Aim: Lines that include the word "basalen" are the ones to copy.

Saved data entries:
+ + + +
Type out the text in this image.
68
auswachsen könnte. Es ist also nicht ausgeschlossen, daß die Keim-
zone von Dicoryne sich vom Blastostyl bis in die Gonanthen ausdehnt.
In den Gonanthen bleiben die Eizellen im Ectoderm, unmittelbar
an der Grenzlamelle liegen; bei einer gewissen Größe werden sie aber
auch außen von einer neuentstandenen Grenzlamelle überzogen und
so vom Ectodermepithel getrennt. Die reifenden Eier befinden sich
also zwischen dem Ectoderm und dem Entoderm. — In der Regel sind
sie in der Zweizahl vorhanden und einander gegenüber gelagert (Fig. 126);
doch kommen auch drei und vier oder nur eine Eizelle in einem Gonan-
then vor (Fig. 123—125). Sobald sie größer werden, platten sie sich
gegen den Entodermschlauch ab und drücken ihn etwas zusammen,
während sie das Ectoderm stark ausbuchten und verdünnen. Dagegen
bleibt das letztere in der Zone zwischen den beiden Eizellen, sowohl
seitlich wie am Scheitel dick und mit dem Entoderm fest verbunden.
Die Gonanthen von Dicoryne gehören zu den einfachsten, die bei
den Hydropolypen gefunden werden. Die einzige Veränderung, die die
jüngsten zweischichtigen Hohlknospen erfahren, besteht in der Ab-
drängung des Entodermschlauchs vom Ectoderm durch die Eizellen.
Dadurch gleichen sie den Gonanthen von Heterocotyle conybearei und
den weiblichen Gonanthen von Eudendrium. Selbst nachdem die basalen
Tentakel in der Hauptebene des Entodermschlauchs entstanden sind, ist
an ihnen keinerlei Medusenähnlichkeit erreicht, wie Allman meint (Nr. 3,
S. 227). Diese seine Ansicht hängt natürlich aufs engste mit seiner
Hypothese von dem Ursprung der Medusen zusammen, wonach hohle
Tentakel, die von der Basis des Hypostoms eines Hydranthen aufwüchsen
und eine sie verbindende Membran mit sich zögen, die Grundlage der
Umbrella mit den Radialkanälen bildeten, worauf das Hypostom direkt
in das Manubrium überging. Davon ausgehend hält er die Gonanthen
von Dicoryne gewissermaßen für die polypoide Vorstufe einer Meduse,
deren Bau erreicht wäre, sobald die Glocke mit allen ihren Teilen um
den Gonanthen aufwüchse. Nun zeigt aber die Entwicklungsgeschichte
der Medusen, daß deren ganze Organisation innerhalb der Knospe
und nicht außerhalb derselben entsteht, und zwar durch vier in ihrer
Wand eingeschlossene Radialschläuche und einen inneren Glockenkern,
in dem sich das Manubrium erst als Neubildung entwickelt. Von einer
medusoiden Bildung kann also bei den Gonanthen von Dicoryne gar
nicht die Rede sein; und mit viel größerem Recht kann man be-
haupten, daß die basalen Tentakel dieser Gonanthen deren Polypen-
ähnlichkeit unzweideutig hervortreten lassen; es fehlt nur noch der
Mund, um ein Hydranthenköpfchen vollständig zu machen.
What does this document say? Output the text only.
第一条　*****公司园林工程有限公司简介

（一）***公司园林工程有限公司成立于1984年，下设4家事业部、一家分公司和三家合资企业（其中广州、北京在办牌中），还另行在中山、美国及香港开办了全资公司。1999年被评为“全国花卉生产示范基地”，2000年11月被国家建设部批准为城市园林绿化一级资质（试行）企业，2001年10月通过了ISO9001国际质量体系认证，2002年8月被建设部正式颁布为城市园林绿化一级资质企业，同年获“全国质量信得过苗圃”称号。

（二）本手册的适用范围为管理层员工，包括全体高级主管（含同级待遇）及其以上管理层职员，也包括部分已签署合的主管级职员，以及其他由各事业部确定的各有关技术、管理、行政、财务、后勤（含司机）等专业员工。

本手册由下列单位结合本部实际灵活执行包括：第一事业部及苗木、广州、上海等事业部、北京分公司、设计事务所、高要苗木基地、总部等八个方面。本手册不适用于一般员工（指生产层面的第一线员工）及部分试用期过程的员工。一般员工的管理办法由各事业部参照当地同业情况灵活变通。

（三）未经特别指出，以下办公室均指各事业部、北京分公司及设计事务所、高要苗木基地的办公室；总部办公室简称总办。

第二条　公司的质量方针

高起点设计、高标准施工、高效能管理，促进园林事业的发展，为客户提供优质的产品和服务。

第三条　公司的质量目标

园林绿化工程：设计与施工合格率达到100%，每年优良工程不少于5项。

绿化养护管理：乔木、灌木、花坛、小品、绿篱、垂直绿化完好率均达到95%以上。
+ + + +
Task response:
den weiblichen Gonanthen von Eudendrium. Selbst nachdem die basalen
haupten, daß die basalen Tentakel dieser Gonanthen deren Polypen-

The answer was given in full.